Set down exactly the lines from the one containing "Convert this document image to plain text." through the last line of the records below, both included, and nothing else.

* begin *

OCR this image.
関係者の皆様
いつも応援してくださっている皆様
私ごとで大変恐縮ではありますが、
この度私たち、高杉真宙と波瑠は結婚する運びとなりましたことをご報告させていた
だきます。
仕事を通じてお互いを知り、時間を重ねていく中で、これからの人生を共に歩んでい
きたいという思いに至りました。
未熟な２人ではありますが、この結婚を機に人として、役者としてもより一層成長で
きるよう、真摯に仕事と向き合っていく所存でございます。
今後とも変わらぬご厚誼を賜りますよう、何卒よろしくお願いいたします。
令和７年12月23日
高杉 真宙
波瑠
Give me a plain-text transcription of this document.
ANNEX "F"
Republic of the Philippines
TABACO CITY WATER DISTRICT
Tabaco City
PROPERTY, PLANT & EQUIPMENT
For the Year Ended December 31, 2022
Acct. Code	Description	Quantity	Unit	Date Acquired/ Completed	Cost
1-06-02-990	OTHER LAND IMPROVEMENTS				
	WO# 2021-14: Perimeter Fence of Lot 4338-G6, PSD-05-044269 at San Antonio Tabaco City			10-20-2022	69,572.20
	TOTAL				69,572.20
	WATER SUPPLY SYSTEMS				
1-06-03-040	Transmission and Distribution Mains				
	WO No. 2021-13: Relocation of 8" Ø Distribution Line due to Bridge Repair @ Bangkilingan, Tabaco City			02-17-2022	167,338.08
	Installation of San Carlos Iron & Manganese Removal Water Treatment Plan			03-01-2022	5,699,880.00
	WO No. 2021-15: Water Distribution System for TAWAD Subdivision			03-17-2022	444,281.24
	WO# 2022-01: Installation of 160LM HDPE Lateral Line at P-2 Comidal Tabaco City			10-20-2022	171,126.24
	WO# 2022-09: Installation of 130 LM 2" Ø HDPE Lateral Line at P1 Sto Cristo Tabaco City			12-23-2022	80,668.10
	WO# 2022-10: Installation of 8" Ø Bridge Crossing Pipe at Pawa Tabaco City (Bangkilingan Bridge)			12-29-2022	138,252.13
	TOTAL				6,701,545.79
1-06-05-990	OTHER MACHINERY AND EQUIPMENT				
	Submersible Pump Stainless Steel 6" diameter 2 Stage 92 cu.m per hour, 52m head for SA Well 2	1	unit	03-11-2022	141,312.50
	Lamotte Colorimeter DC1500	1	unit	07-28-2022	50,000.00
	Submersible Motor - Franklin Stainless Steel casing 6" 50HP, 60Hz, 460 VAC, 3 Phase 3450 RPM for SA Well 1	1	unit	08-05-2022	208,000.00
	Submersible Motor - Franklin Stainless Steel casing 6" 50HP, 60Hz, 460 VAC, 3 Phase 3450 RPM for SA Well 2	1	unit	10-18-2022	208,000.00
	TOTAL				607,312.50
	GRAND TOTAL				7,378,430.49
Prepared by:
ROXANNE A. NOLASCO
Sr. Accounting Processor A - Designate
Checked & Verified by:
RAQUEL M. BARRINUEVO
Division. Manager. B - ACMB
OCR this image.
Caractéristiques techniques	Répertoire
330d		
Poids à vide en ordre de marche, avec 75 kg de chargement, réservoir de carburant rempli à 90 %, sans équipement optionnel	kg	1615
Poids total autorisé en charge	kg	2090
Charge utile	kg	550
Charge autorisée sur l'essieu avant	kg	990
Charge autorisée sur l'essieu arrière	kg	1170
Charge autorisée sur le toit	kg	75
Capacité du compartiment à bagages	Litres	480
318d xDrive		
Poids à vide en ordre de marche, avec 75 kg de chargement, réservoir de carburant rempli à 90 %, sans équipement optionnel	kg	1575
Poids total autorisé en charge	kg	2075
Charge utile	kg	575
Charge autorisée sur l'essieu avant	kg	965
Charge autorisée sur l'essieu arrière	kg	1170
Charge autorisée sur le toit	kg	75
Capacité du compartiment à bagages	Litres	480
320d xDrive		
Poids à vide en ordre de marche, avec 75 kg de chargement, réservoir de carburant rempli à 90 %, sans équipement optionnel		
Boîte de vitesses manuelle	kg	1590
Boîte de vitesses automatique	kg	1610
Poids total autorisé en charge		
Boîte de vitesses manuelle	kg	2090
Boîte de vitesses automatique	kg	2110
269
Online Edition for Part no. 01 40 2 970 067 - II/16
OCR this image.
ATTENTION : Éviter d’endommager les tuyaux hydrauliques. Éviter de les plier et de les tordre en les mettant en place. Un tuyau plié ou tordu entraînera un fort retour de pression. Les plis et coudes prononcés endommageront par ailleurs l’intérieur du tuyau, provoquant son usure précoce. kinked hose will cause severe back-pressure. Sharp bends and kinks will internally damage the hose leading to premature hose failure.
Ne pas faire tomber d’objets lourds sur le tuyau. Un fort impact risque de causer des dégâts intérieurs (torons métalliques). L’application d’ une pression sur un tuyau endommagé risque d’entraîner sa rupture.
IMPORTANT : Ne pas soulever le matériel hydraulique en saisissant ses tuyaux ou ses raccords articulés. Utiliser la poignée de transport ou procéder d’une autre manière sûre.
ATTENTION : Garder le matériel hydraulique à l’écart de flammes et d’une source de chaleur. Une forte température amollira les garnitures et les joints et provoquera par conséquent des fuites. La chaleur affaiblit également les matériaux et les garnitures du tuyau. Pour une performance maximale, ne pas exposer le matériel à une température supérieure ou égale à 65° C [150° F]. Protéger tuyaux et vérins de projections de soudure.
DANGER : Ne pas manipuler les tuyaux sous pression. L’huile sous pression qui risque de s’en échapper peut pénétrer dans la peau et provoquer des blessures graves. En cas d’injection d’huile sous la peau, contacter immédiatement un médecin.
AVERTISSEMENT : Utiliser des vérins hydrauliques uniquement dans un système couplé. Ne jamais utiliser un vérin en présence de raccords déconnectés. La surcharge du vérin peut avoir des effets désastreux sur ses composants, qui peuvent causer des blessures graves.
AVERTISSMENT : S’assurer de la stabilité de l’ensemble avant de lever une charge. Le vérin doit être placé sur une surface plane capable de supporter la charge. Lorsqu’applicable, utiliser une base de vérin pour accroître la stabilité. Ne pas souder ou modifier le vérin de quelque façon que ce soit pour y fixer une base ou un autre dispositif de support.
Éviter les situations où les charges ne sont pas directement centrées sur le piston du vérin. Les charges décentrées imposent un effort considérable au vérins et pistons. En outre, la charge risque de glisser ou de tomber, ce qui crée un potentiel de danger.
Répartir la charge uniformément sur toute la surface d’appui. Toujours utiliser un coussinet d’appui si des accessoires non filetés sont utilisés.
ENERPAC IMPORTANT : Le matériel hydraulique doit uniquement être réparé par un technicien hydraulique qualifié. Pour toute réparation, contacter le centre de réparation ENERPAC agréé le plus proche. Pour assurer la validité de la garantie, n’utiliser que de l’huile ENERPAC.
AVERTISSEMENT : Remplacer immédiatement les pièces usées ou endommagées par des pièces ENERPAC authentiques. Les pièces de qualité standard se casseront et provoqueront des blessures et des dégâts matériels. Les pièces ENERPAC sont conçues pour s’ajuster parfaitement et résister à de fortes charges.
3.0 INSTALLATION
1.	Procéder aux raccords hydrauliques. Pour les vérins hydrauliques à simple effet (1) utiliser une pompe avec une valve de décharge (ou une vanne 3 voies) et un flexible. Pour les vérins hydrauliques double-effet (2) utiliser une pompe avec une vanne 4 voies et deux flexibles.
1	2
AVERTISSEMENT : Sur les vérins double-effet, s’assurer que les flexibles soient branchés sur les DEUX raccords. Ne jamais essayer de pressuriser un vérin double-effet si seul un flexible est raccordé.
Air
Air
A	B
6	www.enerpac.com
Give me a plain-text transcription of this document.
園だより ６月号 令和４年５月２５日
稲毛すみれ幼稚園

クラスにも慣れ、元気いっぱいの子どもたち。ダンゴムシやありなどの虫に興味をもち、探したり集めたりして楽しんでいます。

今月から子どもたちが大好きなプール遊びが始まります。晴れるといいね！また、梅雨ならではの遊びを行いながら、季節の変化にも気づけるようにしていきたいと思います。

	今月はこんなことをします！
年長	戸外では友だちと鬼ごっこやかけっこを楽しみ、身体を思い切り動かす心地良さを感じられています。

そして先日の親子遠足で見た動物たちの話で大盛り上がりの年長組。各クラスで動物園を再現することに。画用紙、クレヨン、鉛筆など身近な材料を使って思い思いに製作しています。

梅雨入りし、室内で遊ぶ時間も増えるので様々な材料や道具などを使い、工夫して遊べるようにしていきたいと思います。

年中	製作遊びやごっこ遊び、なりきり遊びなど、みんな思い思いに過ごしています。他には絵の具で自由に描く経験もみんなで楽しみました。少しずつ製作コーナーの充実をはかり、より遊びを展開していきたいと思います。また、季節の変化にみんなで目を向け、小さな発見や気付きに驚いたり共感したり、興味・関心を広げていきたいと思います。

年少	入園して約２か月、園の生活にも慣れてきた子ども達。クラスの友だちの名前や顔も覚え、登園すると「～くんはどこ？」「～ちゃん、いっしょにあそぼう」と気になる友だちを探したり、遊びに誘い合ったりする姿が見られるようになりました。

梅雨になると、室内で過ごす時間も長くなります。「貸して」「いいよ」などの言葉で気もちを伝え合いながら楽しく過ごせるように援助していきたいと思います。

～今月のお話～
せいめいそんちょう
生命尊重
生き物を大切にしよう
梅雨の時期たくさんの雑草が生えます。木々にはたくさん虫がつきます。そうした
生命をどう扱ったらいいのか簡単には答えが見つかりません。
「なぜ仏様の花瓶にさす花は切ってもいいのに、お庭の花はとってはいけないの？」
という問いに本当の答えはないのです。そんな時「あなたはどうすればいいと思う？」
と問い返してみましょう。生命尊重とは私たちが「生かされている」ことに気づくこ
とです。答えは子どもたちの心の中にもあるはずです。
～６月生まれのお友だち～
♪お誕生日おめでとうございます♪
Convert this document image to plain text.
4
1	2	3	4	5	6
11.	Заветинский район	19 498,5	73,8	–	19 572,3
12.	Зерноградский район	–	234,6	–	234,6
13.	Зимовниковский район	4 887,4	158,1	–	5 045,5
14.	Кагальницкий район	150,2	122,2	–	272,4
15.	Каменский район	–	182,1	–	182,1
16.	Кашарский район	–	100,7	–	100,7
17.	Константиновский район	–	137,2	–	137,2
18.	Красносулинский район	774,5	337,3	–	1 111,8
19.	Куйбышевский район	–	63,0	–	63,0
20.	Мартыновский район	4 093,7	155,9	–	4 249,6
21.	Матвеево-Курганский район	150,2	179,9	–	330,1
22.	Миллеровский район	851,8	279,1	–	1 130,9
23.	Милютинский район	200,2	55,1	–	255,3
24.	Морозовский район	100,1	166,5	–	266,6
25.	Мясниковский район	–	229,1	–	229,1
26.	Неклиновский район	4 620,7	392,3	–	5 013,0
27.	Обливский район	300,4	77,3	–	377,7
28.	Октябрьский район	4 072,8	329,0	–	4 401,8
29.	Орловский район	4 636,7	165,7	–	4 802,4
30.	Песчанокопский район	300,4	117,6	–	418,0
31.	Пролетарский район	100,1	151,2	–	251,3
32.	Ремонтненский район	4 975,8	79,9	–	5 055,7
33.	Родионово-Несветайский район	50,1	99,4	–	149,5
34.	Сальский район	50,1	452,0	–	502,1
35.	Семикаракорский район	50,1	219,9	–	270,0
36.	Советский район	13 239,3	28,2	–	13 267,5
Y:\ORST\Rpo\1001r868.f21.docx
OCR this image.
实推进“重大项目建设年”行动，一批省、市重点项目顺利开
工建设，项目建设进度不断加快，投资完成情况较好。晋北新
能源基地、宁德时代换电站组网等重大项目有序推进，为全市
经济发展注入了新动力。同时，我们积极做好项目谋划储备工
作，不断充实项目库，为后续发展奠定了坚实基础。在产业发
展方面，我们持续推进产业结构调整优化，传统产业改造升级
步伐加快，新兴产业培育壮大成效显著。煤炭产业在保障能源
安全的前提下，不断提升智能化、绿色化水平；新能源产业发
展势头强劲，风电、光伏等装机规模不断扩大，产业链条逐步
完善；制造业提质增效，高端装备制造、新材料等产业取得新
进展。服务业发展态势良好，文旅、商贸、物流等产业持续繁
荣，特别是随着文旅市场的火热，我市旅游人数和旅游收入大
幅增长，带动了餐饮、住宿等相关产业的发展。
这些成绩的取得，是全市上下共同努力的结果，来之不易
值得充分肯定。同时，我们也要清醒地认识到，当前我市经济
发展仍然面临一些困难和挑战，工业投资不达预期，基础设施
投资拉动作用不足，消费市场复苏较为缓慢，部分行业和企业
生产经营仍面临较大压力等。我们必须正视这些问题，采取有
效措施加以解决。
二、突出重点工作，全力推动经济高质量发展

* end *

--- Solution to this exercise ---
Convert this document image to plain text.
4
1	2	3	4	5	6
11.	Заветинский район	19 498,5	73,8	–	19 572,3
12.	Зерноградский район	–	234,6	–	234,6
13.	Зимовниковский район	4 887,4	158,1	–	5 045,5
14.	Кагальницкий район	150,2	122,2	–	272,4
15.	Каменский район	–	182,1	–	182,1
16.	Кашарский район	–	100,7	–	100,7
17.	Константиновский район	–	137,2	–	137,2
18.	Красносулинский район	774,5	337,3	–	1 111,8
19.	Куйбышевский район	–	63,0	–	63,0
20.	Мартыновский район	4 093,7	155,9	–	4 249,6
21.	Матвеево-Курганский район	150,2	179,9	–	330,1
22.	Миллеровский район	851,8	279,1	–	1 130,9
23.	Милютинский район	200,2	55,1	–	255,3
24.	Морозовский район	100,1	166,5	–	266,6
25.	Мясниковский район	–	229,1	–	229,1
26.	Неклиновский район	4 620,7	392,3	–	5 013,0
27.	Обливский район	300,4	77,3	–	377,7
28.	Октябрьский район	4 072,8	329,0	–	4 401,8
29.	Орловский район	4 636,7	165,7	–	4 802,4
30.	Песчанокопский район	300,4	117,6	–	418,0
31.	Пролетарский район	100,1	151,2	–	251,3
32.	Ремонтненский район	4 975,8	79,9	–	5 055,7
33.	Родионово-Несветайский район	50,1	99,4	–	149,5
34.	Сальский район	50,1	452,0	–	502,1
35.	Семикаракорский район	50,1	219,9	–	270,0
36.	Советский район	13 239,3	28,2	–	13 267,5
Y:\ORST\Rpo\1001r868.f21.docx
OCR this image.
实推进“重大项目建设年”行动，一批省、市重点项目顺利开
工建设，项目建设进度不断加快，投资完成情况较好。晋北新
能源基地、宁德时代换电站组网等重大项目有序推进，为全市
经济发展注入了新动力。同时，我们积极做好项目谋划储备工
作，不断充实项目库，为后续发展奠定了坚实基础。在产业发
展方面，我们持续推进产业结构调整优化，传统产业改造升级
步伐加快，新兴产业培育壮大成效显著。煤炭产业在保障能源
安全的前提下，不断提升智能化、绿色化水平；新能源产业发
展势头强劲，风电、光伏等装机规模不断扩大，产业链条逐步
完善；制造业提质增效，高端装备制造、新材料等产业取得新
进展。服务业发展态势良好，文旅、商贸、物流等产业持续繁
荣，特别是随着文旅市场的火热，我市旅游人数和旅游收入大
幅增长，带动了餐饮、住宿等相关产业的发展。
这些成绩的取得，是全市上下共同努力的结果，来之不易
值得充分肯定。同时，我们也要清醒地认识到，当前我市经济
发展仍然面临一些困难和挑战，工业投资不达预期，基础设施
投资拉动作用不足，消费市场复苏较为缓慢，部分行业和企业
生产经营仍面临较大压力等。我们必须正视这些问题，采取有
效措施加以解决。
二、突出重点工作，全力推动经济高质量发展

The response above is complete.